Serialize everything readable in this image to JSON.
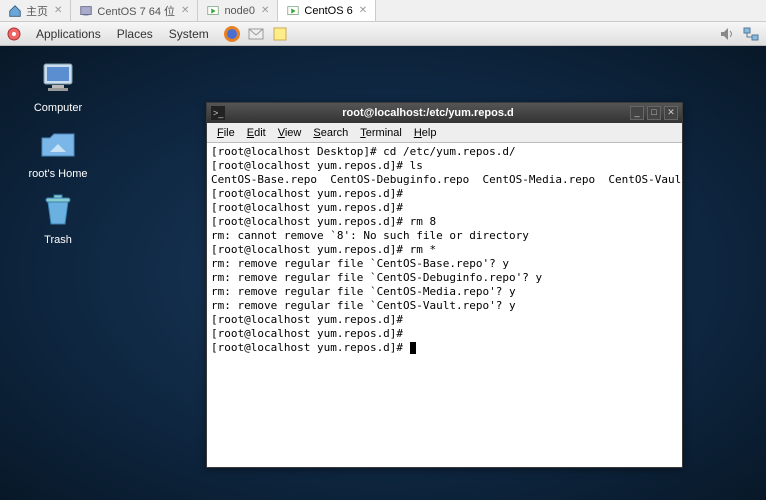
{
  "outerTabs": [
    {
      "label": "主页",
      "active": false
    },
    {
      "label": "CentOS 7 64 位",
      "active": false
    },
    {
      "label": "node0",
      "active": false
    },
    {
      "label": "CentOS 6",
      "active": true
    }
  ],
  "panel": {
    "menus": [
      "Applications",
      "Places",
      "System"
    ]
  },
  "desktop": {
    "computer": "Computer",
    "home": "root's Home",
    "trash": "Trash"
  },
  "terminal": {
    "title": "root@localhost:/etc/yum.repos.d",
    "menus": [
      {
        "u": "F",
        "rest": "ile"
      },
      {
        "u": "E",
        "rest": "dit"
      },
      {
        "u": "V",
        "rest": "iew"
      },
      {
        "u": "S",
        "rest": "earch"
      },
      {
        "u": "T",
        "rest": "erminal"
      },
      {
        "u": "H",
        "rest": "elp"
      }
    ],
    "lines": [
      "[root@localhost Desktop]# cd /etc/yum.repos.d/",
      "[root@localhost yum.repos.d]# ls",
      "CentOS-Base.repo  CentOS-Debuginfo.repo  CentOS-Media.repo  CentOS-Vault.repo",
      "[root@localhost yum.repos.d]#",
      "[root@localhost yum.repos.d]#",
      "[root@localhost yum.repos.d]# rm 8",
      "rm: cannot remove `8': No such file or directory",
      "[root@localhost yum.repos.d]# rm *",
      "rm: remove regular file `CentOS-Base.repo'? y",
      "rm: remove regular file `CentOS-Debuginfo.repo'? y",
      "rm: remove regular file `CentOS-Media.repo'? y",
      "rm: remove regular file `CentOS-Vault.repo'? y",
      "[root@localhost yum.repos.d]#",
      "[root@localhost yum.repos.d]#",
      "[root@localhost yum.repos.d]# "
    ]
  }
}
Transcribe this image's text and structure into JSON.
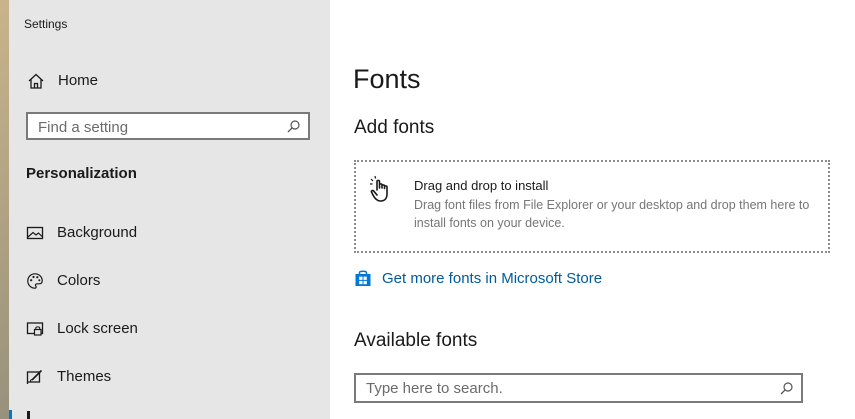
{
  "window": {
    "title": "Settings"
  },
  "sidebar": {
    "home_label": "Home",
    "search_placeholder": "Find a setting",
    "section_heading": "Personalization",
    "items": [
      {
        "label": "Background",
        "icon": "image-icon"
      },
      {
        "label": "Colors",
        "icon": "palette-icon"
      },
      {
        "label": "Lock screen",
        "icon": "lock-screen-icon"
      },
      {
        "label": "Themes",
        "icon": "themes-icon"
      }
    ]
  },
  "main": {
    "page_title": "Fonts",
    "add_fonts_heading": "Add fonts",
    "drop_zone": {
      "title": "Drag and drop to install",
      "description": "Drag font files from File Explorer or your desktop and drop them here to install fonts on your device.",
      "icon": "drag-hand-icon"
    },
    "store_link": {
      "label": "Get more fonts in Microsoft Store",
      "icon": "store-icon"
    },
    "available_fonts_heading": "Available fonts",
    "fonts_search_placeholder": "Type here to search."
  },
  "colors": {
    "sidebar_bg": "#e6e6e6",
    "link": "#005a9e",
    "accent": "#0078d7"
  }
}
----
# [Problem details]
Keep the pictures out and write out the records exactly.

# [Written response]
Serialize everything readable in this image to JSON.
{
  "outerTabs": [
    {
      "label": "主页",
      "active": false
    },
    {
      "label": "CentOS 7 64 位",
      "active": false
    },
    {
      "label": "node0",
      "active": false
    },
    {
      "label": "CentOS 6",
      "active": true
    }
  ],
  "panel": {
    "menus": [
      "Applications",
      "Places",
      "System"
    ]
  },
  "desktop": {
    "computer": "Computer",
    "home": "root's Home",
    "trash": "Trash"
  },
  "terminal": {
    "title": "root@localhost:/etc/yum.repos.d",
    "menus": [
      {
        "u": "F",
        "rest": "ile"
      },
      {
        "u": "E",
        "rest": "dit"
      },
      {
        "u": "V",
        "rest": "iew"
      },
      {
        "u": "S",
        "rest": "earch"
      },
      {
        "u": "T",
        "rest": "erminal"
      },
      {
        "u": "H",
        "rest": "elp"
      }
    ],
    "lines": [
      "[root@localhost Desktop]# cd /etc/yum.repos.d/",
      "[root@localhost yum.repos.d]# ls",
      "CentOS-Base.repo  CentOS-Debuginfo.repo  CentOS-Media.repo  CentOS-Vault.repo",
      "[root@localhost yum.repos.d]#",
      "[root@localhost yum.repos.d]#",
      "[root@localhost yum.repos.d]# rm 8",
      "rm: cannot remove `8': No such file or directory",
      "[root@localhost yum.repos.d]# rm *",
      "rm: remove regular file `CentOS-Base.repo'? y",
      "rm: remove regular file `CentOS-Debuginfo.repo'? y",
      "rm: remove regular file `CentOS-Media.repo'? y",
      "rm: remove regular file `CentOS-Vault.repo'? y",
      "[root@localhost yum.repos.d]#",
      "[root@localhost yum.repos.d]#",
      "[root@localhost yum.repos.d]# "
    ]
  }
}
Transcribe this image's text and structure into JSON.
{
  "window": {
    "title": "Settings"
  },
  "sidebar": {
    "home_label": "Home",
    "search_placeholder": "Find a setting",
    "section_heading": "Personalization",
    "items": [
      {
        "label": "Background",
        "icon": "image-icon"
      },
      {
        "label": "Colors",
        "icon": "palette-icon"
      },
      {
        "label": "Lock screen",
        "icon": "lock-screen-icon"
      },
      {
        "label": "Themes",
        "icon": "themes-icon"
      }
    ]
  },
  "main": {
    "page_title": "Fonts",
    "add_fonts_heading": "Add fonts",
    "drop_zone": {
      "title": "Drag and drop to install",
      "description": "Drag font files from File Explorer or your desktop and drop them here to install fonts on your device.",
      "icon": "drag-hand-icon"
    },
    "store_link": {
      "label": "Get more fonts in Microsoft Store",
      "icon": "store-icon"
    },
    "available_fonts_heading": "Available fonts",
    "fonts_search_placeholder": "Type here to search."
  },
  "colors": {
    "sidebar_bg": "#e6e6e6",
    "link": "#005a9e",
    "accent": "#0078d7"
  }
}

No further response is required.